■ **Requirements**
Reproduce the data that follows in its entirety, character for character.

****

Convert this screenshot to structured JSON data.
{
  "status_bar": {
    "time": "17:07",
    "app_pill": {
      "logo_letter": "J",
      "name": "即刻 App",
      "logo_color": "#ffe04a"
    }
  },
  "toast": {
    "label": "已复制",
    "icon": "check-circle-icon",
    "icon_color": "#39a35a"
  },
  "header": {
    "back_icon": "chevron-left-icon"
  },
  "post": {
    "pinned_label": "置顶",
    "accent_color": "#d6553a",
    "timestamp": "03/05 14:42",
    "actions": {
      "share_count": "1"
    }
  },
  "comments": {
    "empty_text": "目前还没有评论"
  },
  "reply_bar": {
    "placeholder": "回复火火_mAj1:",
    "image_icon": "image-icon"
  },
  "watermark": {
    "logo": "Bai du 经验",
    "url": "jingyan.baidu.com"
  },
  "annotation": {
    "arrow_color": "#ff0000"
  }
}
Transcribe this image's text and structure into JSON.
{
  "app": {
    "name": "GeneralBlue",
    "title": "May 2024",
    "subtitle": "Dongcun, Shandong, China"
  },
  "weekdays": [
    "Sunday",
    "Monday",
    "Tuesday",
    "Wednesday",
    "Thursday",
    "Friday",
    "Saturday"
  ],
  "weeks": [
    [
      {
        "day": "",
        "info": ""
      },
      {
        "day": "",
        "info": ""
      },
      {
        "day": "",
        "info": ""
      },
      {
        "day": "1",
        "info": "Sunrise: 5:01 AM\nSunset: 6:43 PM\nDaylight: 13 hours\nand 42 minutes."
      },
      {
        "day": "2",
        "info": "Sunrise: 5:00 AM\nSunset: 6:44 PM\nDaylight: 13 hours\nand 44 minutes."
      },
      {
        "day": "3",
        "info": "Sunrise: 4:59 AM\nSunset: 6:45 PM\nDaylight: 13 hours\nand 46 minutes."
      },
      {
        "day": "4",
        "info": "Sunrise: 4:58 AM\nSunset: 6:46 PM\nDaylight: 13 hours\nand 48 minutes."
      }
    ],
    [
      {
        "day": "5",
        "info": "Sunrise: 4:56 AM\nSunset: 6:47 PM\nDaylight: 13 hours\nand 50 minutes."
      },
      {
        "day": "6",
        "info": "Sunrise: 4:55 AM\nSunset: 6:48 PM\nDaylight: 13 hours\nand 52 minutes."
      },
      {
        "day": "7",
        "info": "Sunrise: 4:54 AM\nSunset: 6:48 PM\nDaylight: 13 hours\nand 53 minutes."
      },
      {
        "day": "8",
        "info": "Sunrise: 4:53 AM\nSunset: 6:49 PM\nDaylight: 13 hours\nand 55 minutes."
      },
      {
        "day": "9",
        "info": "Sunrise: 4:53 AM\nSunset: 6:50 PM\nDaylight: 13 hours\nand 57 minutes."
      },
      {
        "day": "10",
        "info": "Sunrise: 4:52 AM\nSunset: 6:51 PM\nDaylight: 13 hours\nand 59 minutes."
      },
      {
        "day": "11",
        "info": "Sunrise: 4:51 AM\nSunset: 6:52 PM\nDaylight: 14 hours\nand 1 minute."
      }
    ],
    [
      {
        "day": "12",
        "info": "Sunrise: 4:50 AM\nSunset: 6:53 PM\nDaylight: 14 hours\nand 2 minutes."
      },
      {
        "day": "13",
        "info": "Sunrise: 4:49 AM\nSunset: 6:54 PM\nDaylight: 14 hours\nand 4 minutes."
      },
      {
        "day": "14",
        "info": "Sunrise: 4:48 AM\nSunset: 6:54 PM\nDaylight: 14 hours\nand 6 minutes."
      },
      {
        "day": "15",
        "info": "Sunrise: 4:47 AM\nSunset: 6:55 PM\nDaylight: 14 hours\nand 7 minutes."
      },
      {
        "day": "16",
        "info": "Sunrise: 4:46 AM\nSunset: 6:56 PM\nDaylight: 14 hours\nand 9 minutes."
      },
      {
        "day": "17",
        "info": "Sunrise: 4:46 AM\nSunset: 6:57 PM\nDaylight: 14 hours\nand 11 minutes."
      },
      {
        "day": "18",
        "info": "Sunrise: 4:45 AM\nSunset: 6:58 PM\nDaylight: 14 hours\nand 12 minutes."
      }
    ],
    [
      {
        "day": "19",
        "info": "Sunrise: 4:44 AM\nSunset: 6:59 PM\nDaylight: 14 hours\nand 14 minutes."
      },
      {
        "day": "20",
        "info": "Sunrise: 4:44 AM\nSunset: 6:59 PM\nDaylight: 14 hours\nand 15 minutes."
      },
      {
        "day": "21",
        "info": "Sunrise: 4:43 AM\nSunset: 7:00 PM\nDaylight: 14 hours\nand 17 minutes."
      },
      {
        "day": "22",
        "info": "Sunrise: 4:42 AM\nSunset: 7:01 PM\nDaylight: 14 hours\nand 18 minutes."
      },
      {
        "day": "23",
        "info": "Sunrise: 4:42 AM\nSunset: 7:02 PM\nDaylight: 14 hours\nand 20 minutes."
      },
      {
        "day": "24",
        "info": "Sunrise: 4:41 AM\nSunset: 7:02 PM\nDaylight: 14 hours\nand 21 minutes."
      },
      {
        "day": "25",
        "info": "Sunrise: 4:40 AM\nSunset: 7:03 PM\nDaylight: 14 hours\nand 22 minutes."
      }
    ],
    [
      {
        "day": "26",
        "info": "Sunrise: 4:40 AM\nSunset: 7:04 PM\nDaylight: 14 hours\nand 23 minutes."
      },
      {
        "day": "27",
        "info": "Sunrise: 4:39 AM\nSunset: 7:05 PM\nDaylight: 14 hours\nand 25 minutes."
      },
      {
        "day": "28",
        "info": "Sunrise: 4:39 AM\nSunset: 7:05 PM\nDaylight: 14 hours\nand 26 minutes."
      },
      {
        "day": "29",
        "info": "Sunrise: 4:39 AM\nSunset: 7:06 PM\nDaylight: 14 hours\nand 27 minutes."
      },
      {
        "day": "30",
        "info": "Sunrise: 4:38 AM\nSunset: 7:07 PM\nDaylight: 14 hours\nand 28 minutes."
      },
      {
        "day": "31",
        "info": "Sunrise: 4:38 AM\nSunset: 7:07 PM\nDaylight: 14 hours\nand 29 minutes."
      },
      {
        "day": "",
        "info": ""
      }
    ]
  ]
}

****

■ **Result of this exercise**
Convert this screenshot to structured JSON data.
{
  "status_bar": {
    "time": "17:07",
    "app_pill": {
      "logo_letter": "J",
      "name": "即刻 App",
      "logo_color": "#ffe04a"
    }
  },
  "toast": {
    "label": "已复制",
    "icon": "check-circle-icon",
    "icon_color": "#39a35a"
  },
  "header": {
    "back_icon": "chevron-left-icon"
  },
  "post": {
    "pinned_label": "置顶",
    "accent_color": "#d6553a",
    "timestamp": "03/05 14:42",
    "actions": {
      "share_count": "1"
    }
  },
  "comments": {
    "empty_text": "目前还没有评论"
  },
  "reply_bar": {
    "placeholder": "回复火火_mAj1:",
    "image_icon": "image-icon"
  },
  "watermark": {
    "logo": "Bai du 经验",
    "url": "jingyan.baidu.com"
  },
  "annotation": {
    "arrow_color": "#ff0000"
  }
}
Transcribe this image's text and structure into JSON.
{
  "app": {
    "name": "GeneralBlue",
    "title": "May 2024",
    "subtitle": "Dongcun, Shandong, China"
  },
  "weekdays": [
    "Sunday",
    "Monday",
    "Tuesday",
    "Wednesday",
    "Thursday",
    "Friday",
    "Saturday"
  ],
  "weeks": [
    [
      {
        "day": "",
        "info": ""
      },
      {
        "day": "",
        "info": ""
      },
      {
        "day": "",
        "info": ""
      },
      {
        "day": "1",
        "info": "Sunrise: 5:01 AM\nSunset: 6:43 PM\nDaylight: 13 hours\nand 42 minutes."
      },
      {
        "day": "2",
        "info": "Sunrise: 5:00 AM\nSunset: 6:44 PM\nDaylight: 13 hours\nand 44 minutes."
      },
      {
        "day": "3",
        "info": "Sunrise: 4:59 AM\nSunset: 6:45 PM\nDaylight: 13 hours\nand 46 minutes."
      },
      {
        "day": "4",
        "info": "Sunrise: 4:58 AM\nSunset: 6:46 PM\nDaylight: 13 hours\nand 48 minutes."
      }
    ],
    [
      {
        "day": "5",
        "info": "Sunrise: 4:56 AM\nSunset: 6:47 PM\nDaylight: 13 hours\nand 50 minutes."
      },
      {
        "day": "6",
        "info": "Sunrise: 4:55 AM\nSunset: 6:48 PM\nDaylight: 13 hours\nand 52 minutes."
      },
      {
        "day": "7",
        "info": "Sunrise: 4:54 AM\nSunset: 6:48 PM\nDaylight: 13 hours\nand 53 minutes."
      },
      {
        "day": "8",
        "info": "Sunrise: 4:53 AM\nSunset: 6:49 PM\nDaylight: 13 hours\nand 55 minutes."
      },
      {
        "day": "9",
        "info": "Sunrise: 4:53 AM\nSunset: 6:50 PM\nDaylight: 13 hours\nand 57 minutes."
      },
      {
        "day": "10",
        "info": "Sunrise: 4:52 AM\nSunset: 6:51 PM\nDaylight: 13 hours\nand 59 minutes."
      },
      {
        "day": "11",
        "info": "Sunrise: 4:51 AM\nSunset: 6:52 PM\nDaylight: 14 hours\nand 1 minute."
      }
    ],
    [
      {
        "day": "12",
        "info": "Sunrise: 4:50 AM\nSunset: 6:53 PM\nDaylight: 14 hours\nand 2 minutes."
      },
      {
        "day": "13",
        "info": "Sunrise: 4:49 AM\nSunset: 6:54 PM\nDaylight: 14 hours\nand 4 minutes."
      },
      {
        "day": "14",
        "info": "Sunrise: 4:48 AM\nSunset: 6:54 PM\nDaylight: 14 hours\nand 6 minutes."
      },
      {
        "day": "15",
        "info": "Sunrise: 4:47 AM\nSunset: 6:55 PM\nDaylight: 14 hours\nand 7 minutes."
      },
      {
        "day": "16",
        "info": "Sunrise: 4:46 AM\nSunset: 6:56 PM\nDaylight: 14 hours\nand 9 minutes."
      },
      {
        "day": "17",
        "info": "Sunrise: 4:46 AM\nSunset: 6:57 PM\nDaylight: 14 hours\nand 11 minutes."
      },
      {
        "day": "18",
        "info": "Sunrise: 4:45 AM\nSunset: 6:58 PM\nDaylight: 14 hours\nand 12 minutes."
      }
    ],
    [
      {
        "day": "19",
        "info": "Sunrise: 4:44 AM\nSunset: 6:59 PM\nDaylight: 14 hours\nand 14 minutes."
      },
      {
        "day": "20",
        "info": "Sunrise: 4:44 AM\nSunset: 6:59 PM\nDaylight: 14 hours\nand 15 minutes."
      },
      {
        "day": "21",
        "info": "Sunrise: 4:43 AM\nSunset: 7:00 PM\nDaylight: 14 hours\nand 17 minutes."
      },
      {
        "day": "22",
        "info": "Sunrise: 4:42 AM\nSunset: 7:01 PM\nDaylight: 14 hours\nand 18 minutes."
      },
      {
        "day": "23",
        "info": "Sunrise: 4:42 AM\nSunset: 7:02 PM\nDaylight: 14 hours\nand 20 minutes."
      },
      {
        "day": "24",
        "info": "Sunrise: 4:41 AM\nSunset: 7:02 PM\nDaylight: 14 hours\nand 21 minutes."
      },
      {
        "day": "25",
        "info": "Sunrise: 4:40 AM\nSunset: 7:03 PM\nDaylight: 14 hours\nand 22 minutes."
      }
    ],
    [
      {
        "day": "26",
        "info": "Sunrise: 4:40 AM\nSunset: 7:04 PM\nDaylight: 14 hours\nand 23 minutes."
      },
      {
        "day": "27",
        "info": "Sunrise: 4:39 AM\nSunset: 7:05 PM\nDaylight: 14 hours\nand 25 minutes."
      },
      {
        "day": "28",
        "info": "Sunrise: 4:39 AM\nSunset: 7:05 PM\nDaylight: 14 hours\nand 26 minutes."
      },
      {
        "day": "29",
        "info": "Sunrise: 4:39 AM\nSunset: 7:06 PM\nDaylight: 14 hours\nand 27 minutes."
      },
      {
        "day": "30",
        "info": "Sunrise: 4:38 AM\nSunset: 7:07 PM\nDaylight: 14 hours\nand 28 minutes."
      },
      {
        "day": "31",
        "info": "Sunrise: 4:38 AM\nSunset: 7:07 PM\nDaylight: 14 hours\nand 29 minutes."
      },
      {
        "day": "",
        "info": ""
      }
    ]
  ]
}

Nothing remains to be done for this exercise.